> _Work task_: Please duplicate the part of the IWK passage below that begins at the words "Her son, Jacob, was" and stops after "from his neck.", keeping every word and mark unchanged.

> _Text provided_:
Follett has plenty of experience with the IWK, having not one, but two of her children seeing specialists and undergoing surgeries at one time or another during their young lives.

A day after her daughter Abbigail’s second birthday, Follett was informed she would need cardiac surgery.

“Dr. (Santokh) Dhillon took all the time in the world to figure out what was wrong with my daughter without us fully knowing if there was something wrong with her,” Follett says. “Dr. (Robert) Chen operated on her and the pre-op care and post-op care that she received will be forever in my heart.”

Her son, Jacob, was born with microtia, meaning his external ear was underdeveloped, and he was deaf in one ear. This meant continuous care and check-ups in the Ear, Nose, and Throat Department (ENT), as well as audiology. He had “simple surgeries” from removal of his adenoids and having tubes placed in his ear, to the more nerve-wracking cartilage removal from his neck.

“Drs. (Gerard) Corsten and (Paul) Hong were amazing doctors and Jacob’s audiologist, Sheila (Fortier), never let us walk away if we had questions or concerns,” Follett says.

Jacob was also placed in the cranial facial clinic as a patient of Dr. Michael Bezhuly’s and given every possible resource available, from dentistry to plastics and ENT.

> _Raw data_:
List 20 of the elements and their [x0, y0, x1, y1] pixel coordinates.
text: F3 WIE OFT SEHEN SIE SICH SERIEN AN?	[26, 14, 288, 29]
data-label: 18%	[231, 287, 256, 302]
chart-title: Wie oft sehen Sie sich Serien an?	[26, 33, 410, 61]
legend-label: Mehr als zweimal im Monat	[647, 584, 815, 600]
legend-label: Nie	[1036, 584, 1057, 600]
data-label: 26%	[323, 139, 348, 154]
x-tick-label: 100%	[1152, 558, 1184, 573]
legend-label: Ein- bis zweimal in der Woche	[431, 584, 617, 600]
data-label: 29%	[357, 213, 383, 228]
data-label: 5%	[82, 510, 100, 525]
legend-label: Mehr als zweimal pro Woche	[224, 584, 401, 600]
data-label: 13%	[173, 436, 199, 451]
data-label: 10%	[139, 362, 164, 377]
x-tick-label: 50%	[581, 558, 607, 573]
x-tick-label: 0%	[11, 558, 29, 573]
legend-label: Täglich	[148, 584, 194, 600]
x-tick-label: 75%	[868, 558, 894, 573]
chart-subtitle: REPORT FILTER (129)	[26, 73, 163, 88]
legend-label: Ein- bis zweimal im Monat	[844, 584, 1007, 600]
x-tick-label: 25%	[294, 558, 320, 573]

> _Output for this task_:
Her son, Jacob, was born with microtia, meaning his external ear was underdeveloped, and he was deaf in one ear. This meant continuous care and check-ups in the Ear, Nose, and Throat Department (ENT), as well as audiology. He had “simple surgeries” from removal of his adenoids and having tubes placed in his ear, to the more nerve-wracking cartilage removal from his neck.